> [Requirement]:
Filter the entries, keeping every line with the word "BitRAT".

> [Input material]:
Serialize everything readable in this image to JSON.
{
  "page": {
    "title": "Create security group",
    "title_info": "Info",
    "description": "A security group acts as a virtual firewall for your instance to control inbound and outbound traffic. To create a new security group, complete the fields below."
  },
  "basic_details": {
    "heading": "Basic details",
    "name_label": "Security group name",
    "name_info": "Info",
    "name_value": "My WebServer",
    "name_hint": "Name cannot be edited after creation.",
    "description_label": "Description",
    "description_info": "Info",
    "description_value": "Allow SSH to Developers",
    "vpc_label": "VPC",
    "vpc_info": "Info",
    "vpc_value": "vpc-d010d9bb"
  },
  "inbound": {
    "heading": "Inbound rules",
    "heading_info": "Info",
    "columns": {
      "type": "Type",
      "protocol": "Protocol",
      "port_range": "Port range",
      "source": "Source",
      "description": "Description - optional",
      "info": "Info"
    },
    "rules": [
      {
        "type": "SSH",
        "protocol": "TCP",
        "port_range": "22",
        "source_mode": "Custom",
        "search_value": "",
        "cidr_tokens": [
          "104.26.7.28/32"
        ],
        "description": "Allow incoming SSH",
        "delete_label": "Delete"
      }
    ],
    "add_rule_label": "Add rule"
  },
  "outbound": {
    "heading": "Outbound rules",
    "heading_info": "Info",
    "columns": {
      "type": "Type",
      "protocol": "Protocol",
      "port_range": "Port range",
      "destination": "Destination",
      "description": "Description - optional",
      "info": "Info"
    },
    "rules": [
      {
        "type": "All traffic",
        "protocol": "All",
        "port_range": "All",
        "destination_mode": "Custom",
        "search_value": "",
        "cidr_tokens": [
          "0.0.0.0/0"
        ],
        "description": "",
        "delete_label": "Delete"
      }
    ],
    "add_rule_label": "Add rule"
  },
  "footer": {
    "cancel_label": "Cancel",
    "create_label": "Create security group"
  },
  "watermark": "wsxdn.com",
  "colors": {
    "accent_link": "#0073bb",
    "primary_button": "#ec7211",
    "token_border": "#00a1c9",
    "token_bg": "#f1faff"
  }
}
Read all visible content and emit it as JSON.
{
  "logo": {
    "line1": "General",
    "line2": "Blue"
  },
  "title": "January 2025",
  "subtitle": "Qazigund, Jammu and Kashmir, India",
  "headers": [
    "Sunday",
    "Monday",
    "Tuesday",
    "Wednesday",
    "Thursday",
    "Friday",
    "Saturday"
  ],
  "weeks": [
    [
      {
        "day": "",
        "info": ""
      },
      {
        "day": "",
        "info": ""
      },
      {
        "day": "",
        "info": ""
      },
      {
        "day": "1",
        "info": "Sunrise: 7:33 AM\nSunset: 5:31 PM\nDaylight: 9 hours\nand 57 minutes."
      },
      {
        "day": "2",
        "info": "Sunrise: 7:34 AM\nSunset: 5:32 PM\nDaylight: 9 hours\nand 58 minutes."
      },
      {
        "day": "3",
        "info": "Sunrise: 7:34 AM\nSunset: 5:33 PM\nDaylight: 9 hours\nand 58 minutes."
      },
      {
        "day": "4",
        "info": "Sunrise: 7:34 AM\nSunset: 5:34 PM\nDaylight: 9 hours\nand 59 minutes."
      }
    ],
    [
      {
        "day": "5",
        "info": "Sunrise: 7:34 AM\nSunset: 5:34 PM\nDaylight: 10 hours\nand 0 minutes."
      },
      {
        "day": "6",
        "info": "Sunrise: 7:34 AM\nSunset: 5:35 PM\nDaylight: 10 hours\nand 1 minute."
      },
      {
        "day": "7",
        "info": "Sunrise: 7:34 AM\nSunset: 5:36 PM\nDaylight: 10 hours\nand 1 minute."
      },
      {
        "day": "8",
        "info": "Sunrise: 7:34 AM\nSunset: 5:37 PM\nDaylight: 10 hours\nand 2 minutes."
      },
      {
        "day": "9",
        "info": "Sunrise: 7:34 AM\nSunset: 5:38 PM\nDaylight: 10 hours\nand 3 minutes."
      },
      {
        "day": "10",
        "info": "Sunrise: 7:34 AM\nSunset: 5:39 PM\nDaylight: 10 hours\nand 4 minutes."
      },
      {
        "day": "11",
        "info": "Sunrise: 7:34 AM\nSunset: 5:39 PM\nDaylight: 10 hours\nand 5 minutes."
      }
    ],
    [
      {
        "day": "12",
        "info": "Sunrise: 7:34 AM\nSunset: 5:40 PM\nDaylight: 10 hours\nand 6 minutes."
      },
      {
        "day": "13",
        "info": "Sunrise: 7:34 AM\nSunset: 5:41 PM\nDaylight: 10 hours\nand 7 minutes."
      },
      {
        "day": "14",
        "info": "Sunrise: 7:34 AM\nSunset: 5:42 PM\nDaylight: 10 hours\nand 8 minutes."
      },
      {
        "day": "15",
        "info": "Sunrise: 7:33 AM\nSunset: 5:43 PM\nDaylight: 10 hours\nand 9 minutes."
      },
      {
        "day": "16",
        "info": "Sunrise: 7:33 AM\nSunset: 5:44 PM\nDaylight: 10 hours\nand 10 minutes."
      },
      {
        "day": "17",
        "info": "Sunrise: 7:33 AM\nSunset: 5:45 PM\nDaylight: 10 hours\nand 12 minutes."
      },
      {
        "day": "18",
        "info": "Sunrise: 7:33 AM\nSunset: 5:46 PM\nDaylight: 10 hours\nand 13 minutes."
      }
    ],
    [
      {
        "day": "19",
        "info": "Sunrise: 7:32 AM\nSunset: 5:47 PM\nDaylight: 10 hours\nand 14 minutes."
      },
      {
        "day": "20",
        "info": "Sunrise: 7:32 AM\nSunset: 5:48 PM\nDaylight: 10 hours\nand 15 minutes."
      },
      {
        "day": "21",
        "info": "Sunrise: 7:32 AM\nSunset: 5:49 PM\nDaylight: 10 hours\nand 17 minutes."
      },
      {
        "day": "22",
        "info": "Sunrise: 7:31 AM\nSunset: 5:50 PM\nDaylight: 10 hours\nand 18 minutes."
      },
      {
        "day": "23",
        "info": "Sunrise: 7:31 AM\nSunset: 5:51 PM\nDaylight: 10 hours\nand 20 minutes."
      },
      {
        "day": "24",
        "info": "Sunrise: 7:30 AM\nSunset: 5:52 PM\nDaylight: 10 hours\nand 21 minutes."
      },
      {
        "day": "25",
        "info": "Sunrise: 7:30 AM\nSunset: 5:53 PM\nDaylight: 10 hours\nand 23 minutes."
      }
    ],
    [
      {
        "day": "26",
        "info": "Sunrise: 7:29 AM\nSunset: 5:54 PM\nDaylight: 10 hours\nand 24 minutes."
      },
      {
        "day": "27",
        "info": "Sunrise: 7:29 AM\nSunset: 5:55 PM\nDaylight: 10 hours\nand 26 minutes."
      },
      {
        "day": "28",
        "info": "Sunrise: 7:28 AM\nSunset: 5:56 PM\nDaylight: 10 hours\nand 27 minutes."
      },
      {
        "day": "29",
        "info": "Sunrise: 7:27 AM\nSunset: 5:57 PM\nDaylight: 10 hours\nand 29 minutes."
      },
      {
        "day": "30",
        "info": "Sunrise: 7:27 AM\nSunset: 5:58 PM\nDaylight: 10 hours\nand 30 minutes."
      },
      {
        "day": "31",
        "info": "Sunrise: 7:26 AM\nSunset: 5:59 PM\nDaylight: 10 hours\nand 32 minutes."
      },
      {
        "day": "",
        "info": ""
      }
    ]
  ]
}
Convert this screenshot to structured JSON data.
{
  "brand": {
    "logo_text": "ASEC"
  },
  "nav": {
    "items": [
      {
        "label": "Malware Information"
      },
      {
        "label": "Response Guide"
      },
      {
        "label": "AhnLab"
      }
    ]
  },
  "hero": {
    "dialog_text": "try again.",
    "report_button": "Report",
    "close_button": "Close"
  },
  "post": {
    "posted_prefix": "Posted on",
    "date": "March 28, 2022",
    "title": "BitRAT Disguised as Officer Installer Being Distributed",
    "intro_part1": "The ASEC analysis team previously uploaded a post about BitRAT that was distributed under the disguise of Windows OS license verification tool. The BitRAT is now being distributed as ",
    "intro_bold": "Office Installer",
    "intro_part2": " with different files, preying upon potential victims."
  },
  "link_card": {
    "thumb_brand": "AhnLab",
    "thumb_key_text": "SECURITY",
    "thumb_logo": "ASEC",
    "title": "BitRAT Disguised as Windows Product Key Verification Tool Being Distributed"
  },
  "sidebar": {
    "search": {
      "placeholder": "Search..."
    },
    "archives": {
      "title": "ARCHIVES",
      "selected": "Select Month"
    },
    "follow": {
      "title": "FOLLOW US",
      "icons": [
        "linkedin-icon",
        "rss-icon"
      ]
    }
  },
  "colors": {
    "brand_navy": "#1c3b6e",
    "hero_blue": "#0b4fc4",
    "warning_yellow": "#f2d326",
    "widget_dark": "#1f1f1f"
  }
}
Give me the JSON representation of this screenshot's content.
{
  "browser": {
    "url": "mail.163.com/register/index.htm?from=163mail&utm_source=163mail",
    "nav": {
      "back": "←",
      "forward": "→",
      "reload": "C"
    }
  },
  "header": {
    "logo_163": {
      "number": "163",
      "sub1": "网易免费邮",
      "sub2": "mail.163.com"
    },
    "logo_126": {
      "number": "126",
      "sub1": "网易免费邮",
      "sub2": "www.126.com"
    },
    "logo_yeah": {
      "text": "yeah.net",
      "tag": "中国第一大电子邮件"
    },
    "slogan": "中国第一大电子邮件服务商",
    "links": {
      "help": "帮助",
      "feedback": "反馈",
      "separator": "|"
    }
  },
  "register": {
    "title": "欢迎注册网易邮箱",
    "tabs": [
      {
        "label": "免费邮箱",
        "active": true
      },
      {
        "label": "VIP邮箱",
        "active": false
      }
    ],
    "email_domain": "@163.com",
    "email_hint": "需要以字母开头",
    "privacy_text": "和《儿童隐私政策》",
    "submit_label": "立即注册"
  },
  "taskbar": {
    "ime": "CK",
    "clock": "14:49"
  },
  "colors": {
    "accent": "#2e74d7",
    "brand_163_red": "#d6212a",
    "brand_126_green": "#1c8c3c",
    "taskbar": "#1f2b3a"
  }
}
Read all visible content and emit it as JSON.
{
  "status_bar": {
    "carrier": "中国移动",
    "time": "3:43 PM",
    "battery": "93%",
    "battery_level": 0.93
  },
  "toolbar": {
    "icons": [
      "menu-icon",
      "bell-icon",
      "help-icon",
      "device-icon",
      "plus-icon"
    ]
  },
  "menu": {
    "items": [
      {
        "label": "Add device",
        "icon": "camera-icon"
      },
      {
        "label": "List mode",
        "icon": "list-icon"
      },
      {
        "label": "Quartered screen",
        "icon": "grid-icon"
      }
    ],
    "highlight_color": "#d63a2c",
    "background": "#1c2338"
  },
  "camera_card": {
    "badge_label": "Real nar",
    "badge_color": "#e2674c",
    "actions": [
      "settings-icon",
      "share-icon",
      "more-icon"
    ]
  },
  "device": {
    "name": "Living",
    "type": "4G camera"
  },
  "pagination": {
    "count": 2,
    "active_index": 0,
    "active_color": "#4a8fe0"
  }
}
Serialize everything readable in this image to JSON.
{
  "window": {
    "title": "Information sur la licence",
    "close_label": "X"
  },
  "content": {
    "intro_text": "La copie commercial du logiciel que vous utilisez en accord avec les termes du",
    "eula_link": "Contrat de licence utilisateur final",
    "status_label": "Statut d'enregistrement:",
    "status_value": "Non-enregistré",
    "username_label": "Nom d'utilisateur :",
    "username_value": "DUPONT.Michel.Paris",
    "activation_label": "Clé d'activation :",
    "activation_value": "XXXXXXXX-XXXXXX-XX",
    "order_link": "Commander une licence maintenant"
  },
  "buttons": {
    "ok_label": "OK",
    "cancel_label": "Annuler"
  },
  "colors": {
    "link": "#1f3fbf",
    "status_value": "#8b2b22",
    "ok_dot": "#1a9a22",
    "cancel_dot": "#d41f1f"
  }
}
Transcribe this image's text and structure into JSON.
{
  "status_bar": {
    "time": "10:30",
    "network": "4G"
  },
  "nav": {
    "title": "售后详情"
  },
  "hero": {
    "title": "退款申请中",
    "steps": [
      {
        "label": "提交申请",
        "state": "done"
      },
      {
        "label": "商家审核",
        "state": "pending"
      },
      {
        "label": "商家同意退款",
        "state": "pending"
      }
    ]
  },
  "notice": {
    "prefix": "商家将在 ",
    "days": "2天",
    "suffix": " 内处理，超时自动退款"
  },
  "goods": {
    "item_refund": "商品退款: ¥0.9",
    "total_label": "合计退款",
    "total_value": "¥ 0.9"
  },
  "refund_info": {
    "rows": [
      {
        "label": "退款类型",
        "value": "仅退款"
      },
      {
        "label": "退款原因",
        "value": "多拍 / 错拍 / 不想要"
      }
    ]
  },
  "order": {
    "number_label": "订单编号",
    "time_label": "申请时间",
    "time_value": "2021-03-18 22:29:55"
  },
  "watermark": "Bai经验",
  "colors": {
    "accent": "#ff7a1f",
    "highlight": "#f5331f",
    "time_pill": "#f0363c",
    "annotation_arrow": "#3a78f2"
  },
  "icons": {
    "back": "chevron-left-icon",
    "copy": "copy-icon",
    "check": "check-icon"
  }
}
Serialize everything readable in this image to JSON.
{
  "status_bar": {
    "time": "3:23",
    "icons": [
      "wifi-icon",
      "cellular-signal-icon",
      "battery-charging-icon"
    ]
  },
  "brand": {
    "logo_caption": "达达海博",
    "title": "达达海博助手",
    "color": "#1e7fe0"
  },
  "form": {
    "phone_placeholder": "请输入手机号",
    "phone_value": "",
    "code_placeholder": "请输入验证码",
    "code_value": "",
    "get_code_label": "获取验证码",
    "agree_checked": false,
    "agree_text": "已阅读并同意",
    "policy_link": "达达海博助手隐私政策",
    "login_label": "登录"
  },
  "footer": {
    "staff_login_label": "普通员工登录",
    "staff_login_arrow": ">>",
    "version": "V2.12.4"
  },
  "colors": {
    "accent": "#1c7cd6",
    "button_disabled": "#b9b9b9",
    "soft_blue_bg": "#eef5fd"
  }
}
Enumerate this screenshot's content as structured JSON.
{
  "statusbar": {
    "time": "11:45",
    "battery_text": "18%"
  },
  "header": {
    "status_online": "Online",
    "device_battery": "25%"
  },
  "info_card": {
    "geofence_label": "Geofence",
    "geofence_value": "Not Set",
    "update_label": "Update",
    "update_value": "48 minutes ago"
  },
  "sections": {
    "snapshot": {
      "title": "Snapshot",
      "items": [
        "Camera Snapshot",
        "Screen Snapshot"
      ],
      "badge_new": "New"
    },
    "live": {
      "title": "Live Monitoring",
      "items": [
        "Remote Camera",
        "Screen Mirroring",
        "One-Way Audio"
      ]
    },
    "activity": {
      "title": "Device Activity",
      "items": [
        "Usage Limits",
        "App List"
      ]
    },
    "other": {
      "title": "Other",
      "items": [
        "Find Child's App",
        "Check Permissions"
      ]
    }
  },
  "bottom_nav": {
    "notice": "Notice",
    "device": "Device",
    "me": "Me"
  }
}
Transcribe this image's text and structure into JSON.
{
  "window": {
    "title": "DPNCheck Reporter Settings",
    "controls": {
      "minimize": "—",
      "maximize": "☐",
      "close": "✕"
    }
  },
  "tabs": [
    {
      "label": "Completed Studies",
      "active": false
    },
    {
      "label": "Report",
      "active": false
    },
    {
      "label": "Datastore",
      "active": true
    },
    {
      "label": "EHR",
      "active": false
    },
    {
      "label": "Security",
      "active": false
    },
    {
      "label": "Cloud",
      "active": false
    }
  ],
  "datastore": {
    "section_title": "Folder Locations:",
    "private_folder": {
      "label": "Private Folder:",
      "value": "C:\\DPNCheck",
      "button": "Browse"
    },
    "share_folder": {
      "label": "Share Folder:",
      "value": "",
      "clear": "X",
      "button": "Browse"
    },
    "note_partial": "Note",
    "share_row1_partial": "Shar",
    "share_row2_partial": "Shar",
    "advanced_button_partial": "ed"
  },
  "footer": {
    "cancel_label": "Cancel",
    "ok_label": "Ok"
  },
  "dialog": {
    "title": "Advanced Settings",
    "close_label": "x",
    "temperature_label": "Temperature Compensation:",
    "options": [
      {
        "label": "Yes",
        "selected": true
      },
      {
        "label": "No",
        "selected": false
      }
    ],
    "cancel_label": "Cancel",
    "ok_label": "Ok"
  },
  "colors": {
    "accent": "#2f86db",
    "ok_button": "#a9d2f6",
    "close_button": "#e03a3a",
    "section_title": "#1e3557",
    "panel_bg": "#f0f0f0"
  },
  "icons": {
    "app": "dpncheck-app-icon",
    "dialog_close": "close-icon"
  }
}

> [Full answer]:
    "title": "BitRAT Disguised as Officer Installer Being Distributed",
    "intro_part1": "The ASEC analysis team previously uploaded a post about BitRAT that was distributed under the disguise of Windows OS license verification tool. The BitRAT is now being distributed as ",
    "title": "BitRAT Disguised as Windows Product Key Verification Tool Being Distributed"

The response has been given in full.